#### Exercise goal
Reply with one number: how many lines contain the word "RECOMMENDATIONS".

#### Given entries
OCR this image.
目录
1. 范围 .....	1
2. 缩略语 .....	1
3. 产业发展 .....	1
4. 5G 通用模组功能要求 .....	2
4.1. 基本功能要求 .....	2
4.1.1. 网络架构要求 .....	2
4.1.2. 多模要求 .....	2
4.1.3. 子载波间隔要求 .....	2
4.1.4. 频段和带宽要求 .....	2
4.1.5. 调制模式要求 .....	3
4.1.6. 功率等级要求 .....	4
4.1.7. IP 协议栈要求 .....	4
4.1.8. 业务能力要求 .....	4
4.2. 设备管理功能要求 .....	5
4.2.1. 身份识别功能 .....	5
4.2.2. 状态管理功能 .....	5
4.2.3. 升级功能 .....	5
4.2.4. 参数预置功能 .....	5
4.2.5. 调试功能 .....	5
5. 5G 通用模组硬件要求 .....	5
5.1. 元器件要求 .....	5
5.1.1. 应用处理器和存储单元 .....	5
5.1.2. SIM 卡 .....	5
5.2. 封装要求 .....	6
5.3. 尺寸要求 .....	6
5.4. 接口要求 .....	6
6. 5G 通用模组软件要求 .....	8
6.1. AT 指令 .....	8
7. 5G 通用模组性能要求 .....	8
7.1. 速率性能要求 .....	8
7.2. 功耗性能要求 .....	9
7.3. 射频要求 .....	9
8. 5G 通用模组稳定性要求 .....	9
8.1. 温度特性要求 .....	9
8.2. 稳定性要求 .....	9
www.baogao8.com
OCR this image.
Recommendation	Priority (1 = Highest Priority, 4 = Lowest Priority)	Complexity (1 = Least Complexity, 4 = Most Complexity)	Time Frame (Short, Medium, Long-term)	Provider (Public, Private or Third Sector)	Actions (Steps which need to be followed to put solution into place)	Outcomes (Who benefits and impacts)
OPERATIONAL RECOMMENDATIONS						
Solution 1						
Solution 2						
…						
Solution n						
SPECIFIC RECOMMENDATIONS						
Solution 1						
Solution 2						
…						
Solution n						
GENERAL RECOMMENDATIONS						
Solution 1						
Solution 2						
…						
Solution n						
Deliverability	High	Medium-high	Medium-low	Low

#### Solution to this problem
3